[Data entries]

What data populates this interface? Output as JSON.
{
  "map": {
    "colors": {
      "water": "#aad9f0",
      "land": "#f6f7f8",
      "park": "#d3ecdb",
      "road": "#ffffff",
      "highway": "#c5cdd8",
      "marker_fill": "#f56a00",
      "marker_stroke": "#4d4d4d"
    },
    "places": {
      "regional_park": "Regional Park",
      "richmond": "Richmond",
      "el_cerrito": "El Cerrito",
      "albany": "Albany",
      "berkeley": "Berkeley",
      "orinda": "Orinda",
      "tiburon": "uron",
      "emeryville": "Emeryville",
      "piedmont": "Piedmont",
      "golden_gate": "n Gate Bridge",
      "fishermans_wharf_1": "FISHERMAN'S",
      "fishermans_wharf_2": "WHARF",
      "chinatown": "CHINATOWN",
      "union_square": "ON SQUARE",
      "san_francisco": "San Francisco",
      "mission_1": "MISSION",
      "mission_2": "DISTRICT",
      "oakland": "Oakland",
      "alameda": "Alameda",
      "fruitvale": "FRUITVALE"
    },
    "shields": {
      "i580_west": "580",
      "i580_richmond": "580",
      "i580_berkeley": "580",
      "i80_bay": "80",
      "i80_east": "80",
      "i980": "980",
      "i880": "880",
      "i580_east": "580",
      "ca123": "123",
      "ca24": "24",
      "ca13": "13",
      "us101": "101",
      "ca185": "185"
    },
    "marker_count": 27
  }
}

## The exercise
Copy every line exactly. Leave nothing out.

## Exercise response
What data populates this interface? Output as JSON.
{
  "map": {
    "colors": {
      "water": "#aad9f0",
      "land": "#f6f7f8",
      "park": "#d3ecdb",
      "road": "#ffffff",
      "highway": "#c5cdd8",
      "marker_fill": "#f56a00",
      "marker_stroke": "#4d4d4d"
    },
    "places": {
      "regional_park": "Regional Park",
      "richmond": "Richmond",
      "el_cerrito": "El Cerrito",
      "albany": "Albany",
      "berkeley": "Berkeley",
      "orinda": "Orinda",
      "tiburon": "uron",
      "emeryville": "Emeryville",
      "piedmont": "Piedmont",
      "golden_gate": "n Gate Bridge",
      "fishermans_wharf_1": "FISHERMAN'S",
      "fishermans_wharf_2": "WHARF",
      "chinatown": "CHINATOWN",
      "union_square": "ON SQUARE",
      "san_francisco": "San Francisco",
      "mission_1": "MISSION",
      "mission_2": "DISTRICT",
      "oakland": "Oakland",
      "alameda": "Alameda",
      "fruitvale": "FRUITVALE"
    },
    "shields": {
      "i580_west": "580",
      "i580_richmond": "580",
      "i580_berkeley": "580",
      "i80_bay": "80",
      "i80_east": "80",
      "i980": "980",
      "i880": "880",
      "i580_east": "580",
      "ca123": "123",
      "ca24": "24",
      "ca13": "13",
      "us101": "101",
      "ca185": "185"
    },
    "marker_count": 27
  }
}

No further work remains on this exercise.